(Source data)
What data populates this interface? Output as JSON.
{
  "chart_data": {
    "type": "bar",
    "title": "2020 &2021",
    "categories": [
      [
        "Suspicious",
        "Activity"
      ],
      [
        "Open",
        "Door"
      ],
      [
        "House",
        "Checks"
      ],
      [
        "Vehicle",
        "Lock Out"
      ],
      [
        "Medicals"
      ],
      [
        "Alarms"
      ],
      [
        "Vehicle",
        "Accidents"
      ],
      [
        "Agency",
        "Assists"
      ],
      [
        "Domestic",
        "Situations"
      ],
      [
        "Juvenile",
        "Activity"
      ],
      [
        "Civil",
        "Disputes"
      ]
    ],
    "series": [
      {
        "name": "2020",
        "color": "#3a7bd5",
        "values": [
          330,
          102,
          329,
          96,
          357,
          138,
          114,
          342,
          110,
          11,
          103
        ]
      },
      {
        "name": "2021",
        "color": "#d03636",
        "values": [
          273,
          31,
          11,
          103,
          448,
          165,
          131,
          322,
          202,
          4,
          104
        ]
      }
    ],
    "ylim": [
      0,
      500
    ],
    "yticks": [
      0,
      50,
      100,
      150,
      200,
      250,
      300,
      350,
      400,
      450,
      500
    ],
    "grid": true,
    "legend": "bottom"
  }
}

_TASK STATEMENT_
Write out the whole listing again. Match it word for word.

_ANSWER BELOW_
What data populates this interface? Output as JSON.
{
  "chart_data": {
    "type": "bar",
    "title": "2020 &2021",
    "categories": [
      [
        "Suspicious",
        "Activity"
      ],
      [
        "Open",
        "Door"
      ],
      [
        "House",
        "Checks"
      ],
      [
        "Vehicle",
        "Lock Out"
      ],
      [
        "Medicals"
      ],
      [
        "Alarms"
      ],
      [
        "Vehicle",
        "Accidents"
      ],
      [
        "Agency",
        "Assists"
      ],
      [
        "Domestic",
        "Situations"
      ],
      [
        "Juvenile",
        "Activity"
      ],
      [
        "Civil",
        "Disputes"
      ]
    ],
    "series": [
      {
        "name": "2020",
        "color": "#3a7bd5",
        "values": [
          330,
          102,
          329,
          96,
          357,
          138,
          114,
          342,
          110,
          11,
          103
        ]
      },
      {
        "name": "2021",
        "color": "#d03636",
        "values": [
          273,
          31,
          11,
          103,
          448,
          165,
          131,
          322,
          202,
          4,
          104
        ]
      }
    ],
    "ylim": [
      0,
      500
    ],
    "yticks": [
      0,
      50,
      100,
      150,
      200,
      250,
      300,
      350,
      400,
      450,
      500
    ],
    "grid": true,
    "legend": "bottom"
  }
}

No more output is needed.